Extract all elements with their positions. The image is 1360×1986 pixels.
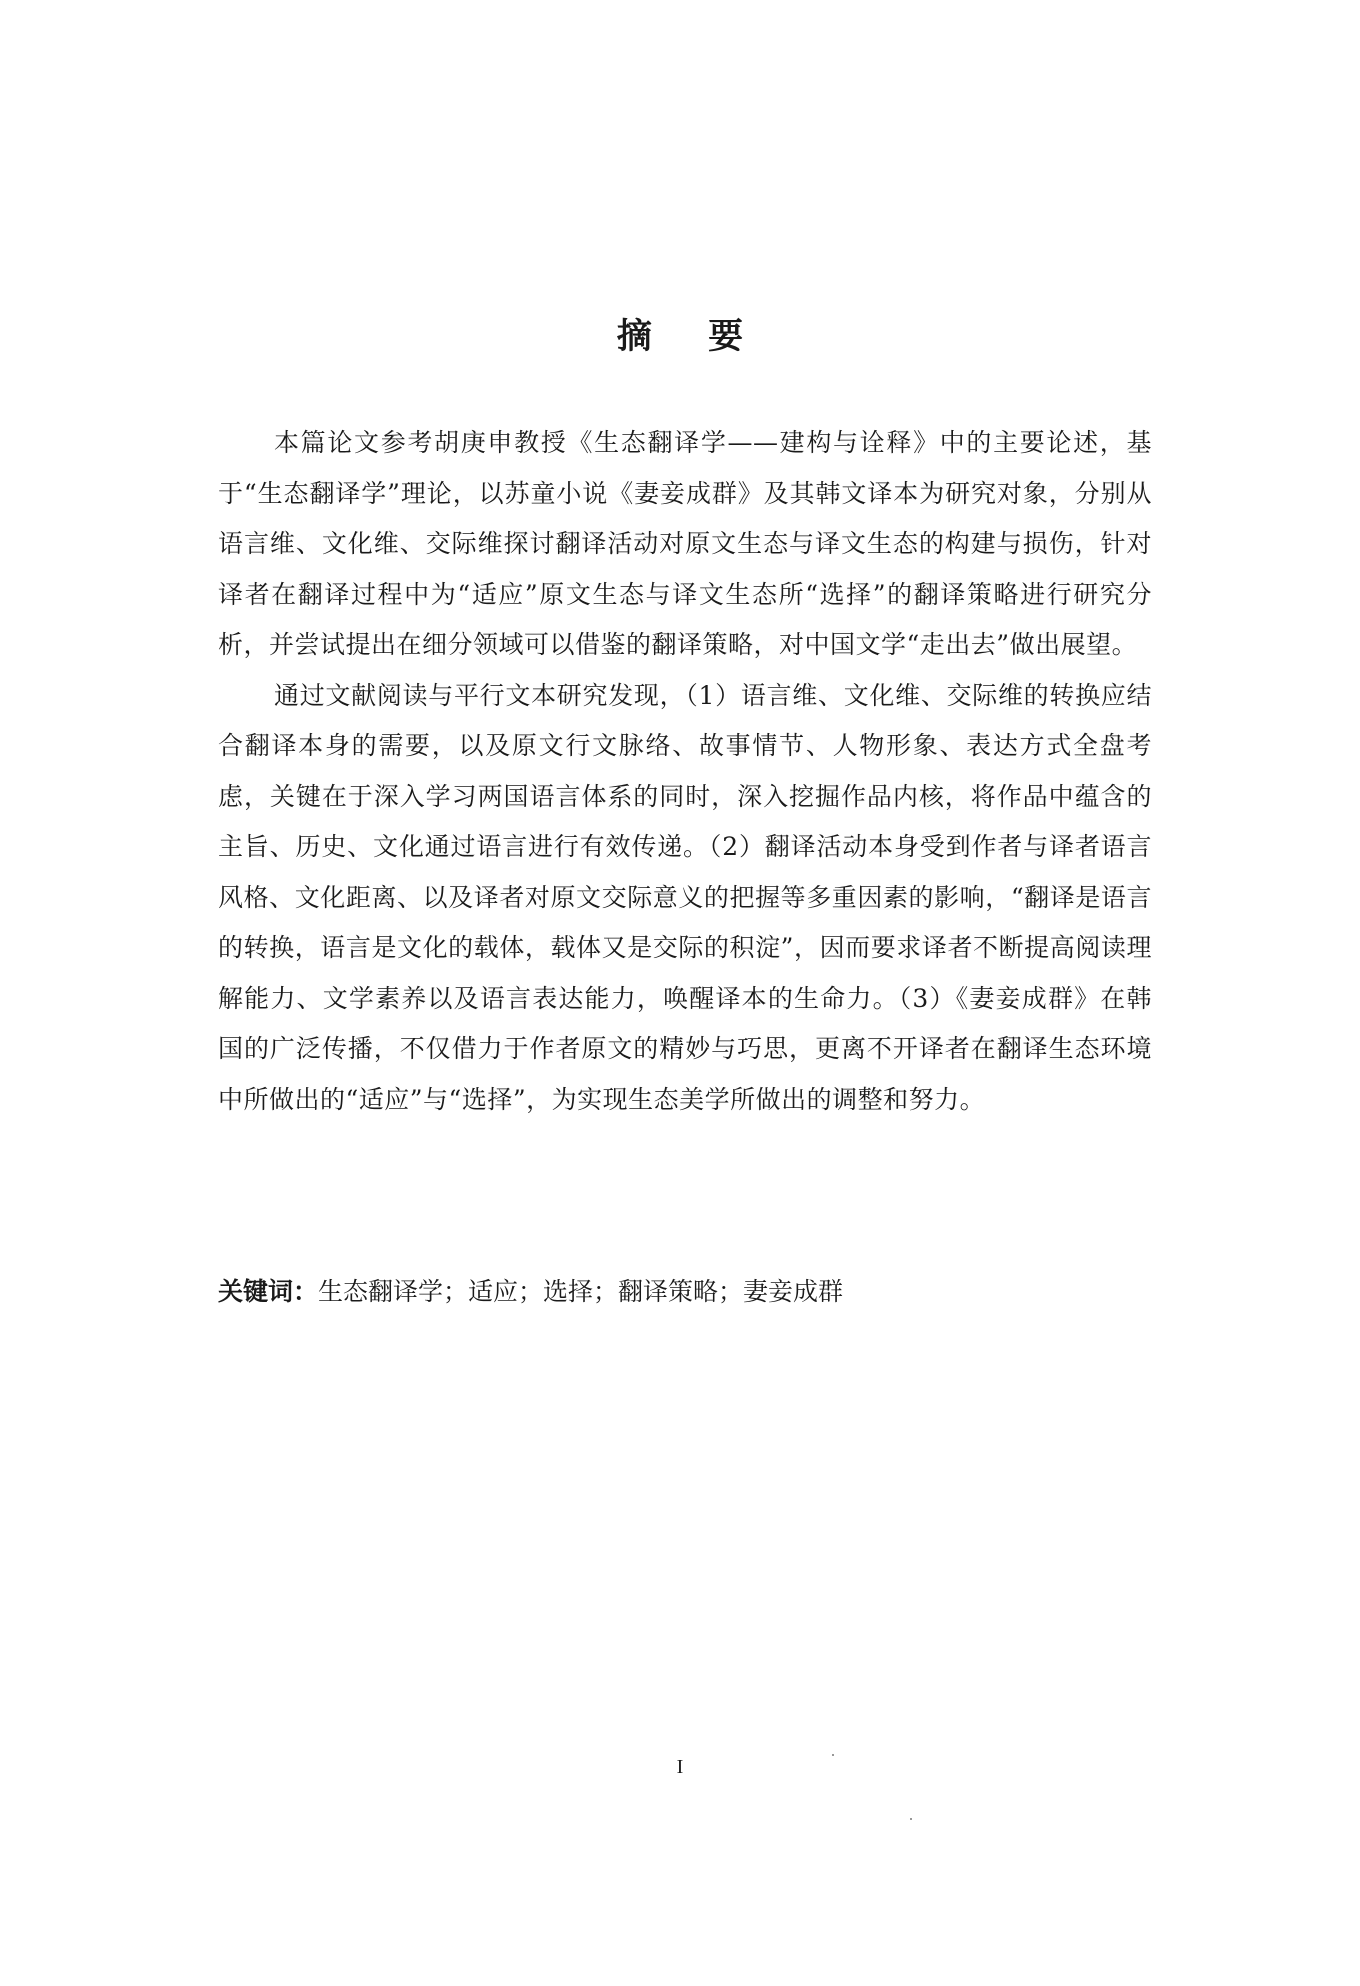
abstract-paragraph-2: 通过文献阅读与平行文本研究发现，（1）语言维、文化维、交际维的转换应结合翻译本身的需要，以及原文行文脉络、故事情节、人物形象、表达方式全盘考虑，关键在于深入学习两国语言体系的同时，深入挖掘作品内核，将作品中蕴含的主旨、历史、文化通过语言进行有效传递。（2）翻译活动本身受到作者与译者语言风格、文化距离、以及译者对原文交际意义的把握等多重因素的影响，“翻译是语言的转换，语言是文化的载体，载体又是交际的积淀”，因而要求译者不断提高阅读理解能力、文学素养以及语言表达能力，唤醒译本的生命力。（3）《妻妾成群》在韩国的广泛传播，不仅借力于作者原文的精妙与巧思，更离不开译者在翻译生态环境中所做出的“适应”与“选择”，为实现生态美学所做出的调整和努力。: [218, 680, 1152, 1114]
scan-speck: [832, 1754, 834, 1756]
page-number: I: [676, 1756, 684, 1778]
abstract-paragraph-1: 本篇论文参考胡庚申教授《生态翻译学——建构与诠释》中的主要论述，基于“生态翻译学”理论，以苏童小说《妻妾成群》及其韩文译本为研究对象，分别从语言维、文化维、交际维探讨翻译活动对原文生态与译文生态的构建与损伤，针对译者在翻译过程中为“适应”原文生态与译文生态所“选择”的翻译策略进行研究分析，并尝试提出在细分领域可以借鉴的翻译策略，对中国文学“走出去”做出展望。: [218, 428, 1152, 659]
scan-speck: [910, 1818, 912, 1820]
keywords-label: 关键词：: [218, 1277, 319, 1306]
abstract-title: 摘 要: [616, 317, 766, 357]
abstract-body: [218, 418, 1152, 1125]
keywords-list: 生态翻译学；适应；选择；翻译策略；妻妾成群: [318, 1277, 844, 1306]
keywords-line: [218, 1272, 1152, 1312]
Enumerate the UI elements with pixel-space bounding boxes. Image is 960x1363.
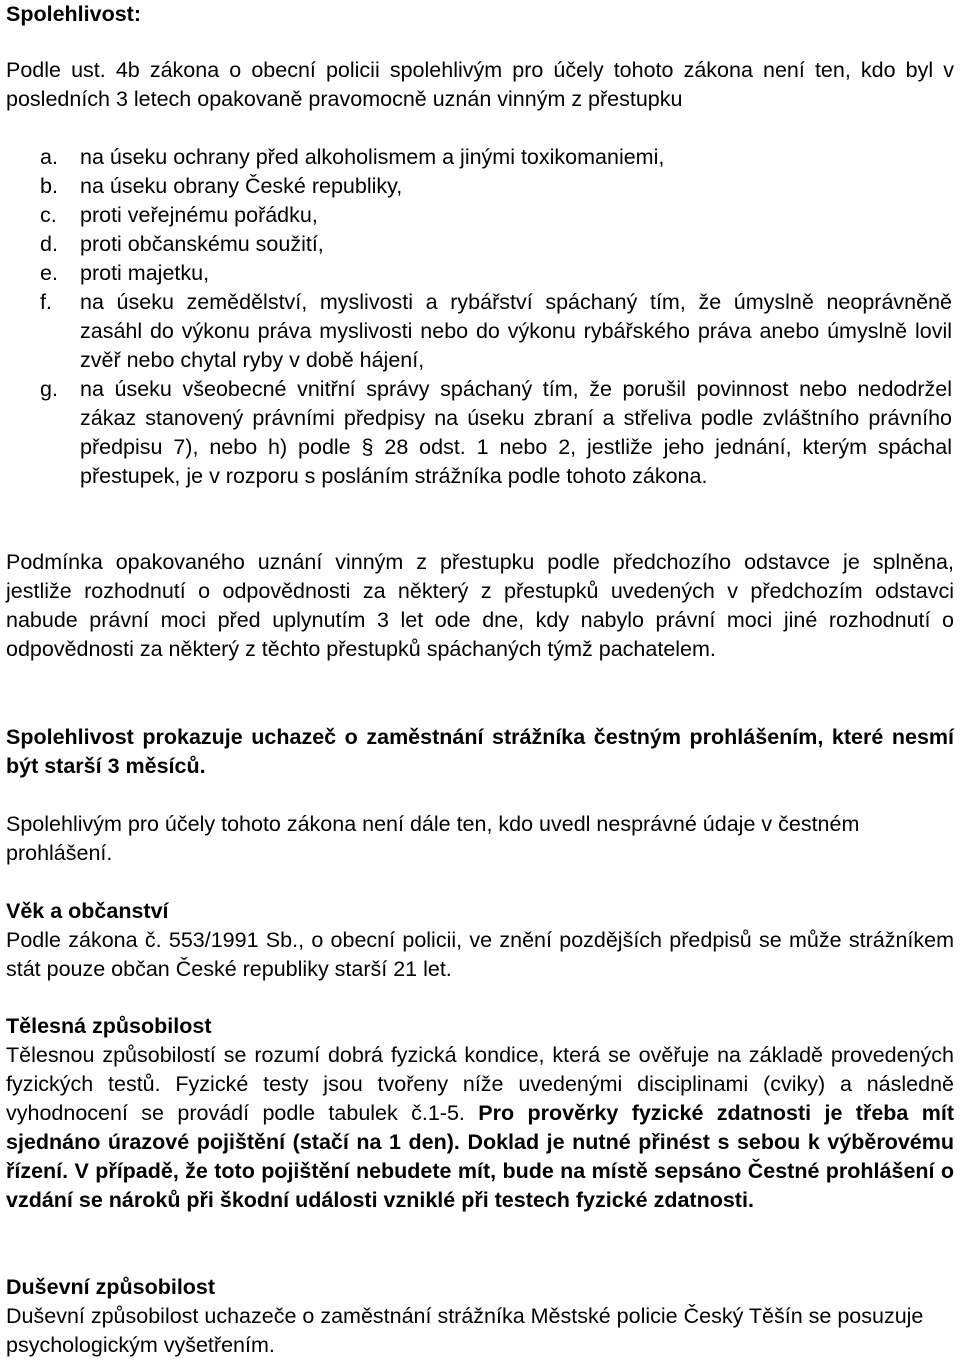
list-item [40,172,954,201]
section-sign: § [361,435,374,459]
paragraph-telesna-text: Tělesnou způsobilostí se rozumí dobrá fyzická kondice, která se ověřuje na základě provedených fyzických testů. Fyzické testy jsou tvořeny níže uvedenými disciplinami (cviky) a následně vyhodnocení se provádí podle tabulek č.1-5. [6,1043,954,1125]
paragraph-dusevni: Duševní způsobilost uchazeče o zaměstnání strážníka Městské policie Český Těšín se posuzuje psychologickým vyšetřením. [6,1304,924,1357]
heading-spolehlivost: Spolehlivost: [6,2,141,26]
paragraph-prokazuje: Spolehlivost prokazuje uchazeč o zaměstnání strážníka čestným prohlášením, které nesmí být starší 3 měsíců. [6,725,954,778]
heading-telesna: Tělesná způsobilost [6,1014,212,1038]
paragraph-telesna [6,1041,954,1215]
paragraph-telesna-bold: Pro prověrky fyzické zdatnosti je třeba mít sjednáno úrazové pojištění (stačí na 1 den). Doklad je nutné přinést s sebou k výběrovému řízení. V případě, že toto pojištění nebudete mít, bude na místě sepsáno Čestné prohlášení o vzdání se nároků při škodní události vzniklé při testech fyzické zdatnosti. [6,1101,954,1212]
list-item [40,230,954,259]
list-item-text-part: na úseku všeobecné vnitřní správy spáchaný tím, že porušil povinnost nebo nedodržel zákaz stanovený právními předpisy na úseku zbraní a střeliva podle zvláštního právního předpisu 7), nebo h) podle [80,377,952,459]
list-item-text: na úseku ochrany před alkoholismem a jinými toxikomaniemi, [80,145,665,169]
list-item-text [80,375,954,491]
intro-paragraph: Podle ust. 4b zákona o obecní policii spolehlivým pro účely tohoto zákona není ten, kdo byl v posledních 3 letech opakovaně pravomocně uznán vinným z přestupku [6,58,954,111]
list-item [40,201,954,230]
paragraph-vek: Podle zákona č. 553/1991 Sb., o obecní policii, ve znění pozdějších předpisů se může strážníkem stát pouze občan České republiky starší 21 let. [6,928,954,981]
list-item [40,288,954,375]
offense-list [40,143,954,491]
paragraph-podminka: Podmínka opakovaného uznání vinným z přestupku podle předchozího odstavce je splněna, jestliže rozhodnutí o odpovědnosti za některý z přestupků uvedených v předchozím odstavci nabude právní moci před uplynutím 3 let ode dne, kdy nabylo právní moci jiné rozhodnutí o odpovědnosti za některý z těchto přestupků spáchaných týmž pachatelem. [6,550,954,661]
list-item-label: d. [40,232,58,256]
list-item-text: proti veřejnému pořádku, [80,203,318,227]
paragraph-nespravne: Spolehlivým pro účely tohoto zákona není dále ten, kdo uvedl nesprávné údaje v čestném prohlášení. [6,812,860,865]
list-item-text: proti občanskému soužití, [80,232,324,256]
list-item-label: f. [40,290,52,314]
list-item-label: c. [40,203,57,227]
list-item-label: g. [40,377,58,401]
list-item-label: b. [40,174,58,198]
list-item-text: na úseku obrany České republiky, [80,174,403,198]
list-item [40,375,954,491]
list-item-label: e. [40,261,58,285]
heading-vek: Věk a občanství [6,899,169,923]
list-item [40,143,954,172]
list-item [40,259,954,288]
list-item-label: a. [40,145,58,169]
heading-dusevni: Duševní způsobilost [6,1275,216,1299]
list-item-text: na úseku zemědělství, myslivosti a rybářství spáchaný tím, že úmyslně neoprávněně zasáhl do výkonu práva myslivosti nebo do výkonu rybářského práva anebo úmyslně lovil zvěř nebo chytal ryby v době hájení, [80,290,952,372]
list-item-text-part: 28 odst. 1 nebo 2, jestliže jeho jednání, kterým spáchal přestupek, je v rozporu s posláním strážníka podle tohoto zákona. [80,435,952,488]
list-item-text: proti majetku, [80,261,210,285]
#####
▶ [What to produce] Arrange the stretch of material from the line containing "list-item [40,172,954,201]" through the line containing "list-item-text [80,375,954,491]", both included, as a Markdown table with the columns Row and Material line. Give each line its row number and leave out any blank lines.

▶ [Output for this exercise]
| Row | Material line |
|---|---|
| 1 | list-item [40,172,954,201] |
| 2 | section-sign: § [361,435,374,459] |
| 3 | paragraph-telesna-text: Tělesnou způsobilostí se rozumí dobrá fyzická kondice, která se ověřuje na základě provedených fyzických testů. Fyzické testy jsou tvořeny níže uvedenými disciplinami (cviky) a následně vyhodnocení se provádí podle tabulek č.1-5. [6,1043,954,1125] |
| 4 | paragraph-dusevni: Duševní způsobilost uchazeče o zaměstnání strážníka Městské policie Český Těšín se posuzuje psychologickým vyšetřením. [6,1304,924,1357] |
| 5 | heading-spolehlivost: Spolehlivost: [6,2,141,26] |
| 6 | paragraph-prokazuje: Spolehlivost prokazuje uchazeč o zaměstnání strážníka čestným prohlášením, které nesmí být starší 3 měsíců. [6,725,954,778] |
| 7 | heading-telesna: Tělesná způsobilost [6,1014,212,1038] |
| 8 | paragraph-telesna [6,1041,954,1215] |
| 9 | paragraph-telesna-bold: Pro prověrky fyzické zdatnosti je třeba mít sjednáno úrazové pojištění (stačí na 1 den). Doklad je nutné přinést s sebou k výběrovému řízení. V případě, že toto pojištění nebudete mít, bude na místě sepsáno Čestné prohlášení o vzdání se nároků při škodní události vzniklé při testech fyzické zdatnosti. [6,1101,954,1212] |
| 10 | list-item [40,230,954,259] |
| 11 | list-item-text-part: na úseku všeobecné vnitřní správy spáchaný tím, že porušil povinnost nebo nedodržel zákaz stanovený právními předpisy na úseku zbraní a střeliva podle zvláštního právního předpisu 7), nebo h) podle [80,377,952,459] |
| 12 | list-item-text: na úseku ochrany před alkoholismem a jinými toxikomaniemi, [80,145,665,169] |
| 13 | list-item-text [80,375,954,491] |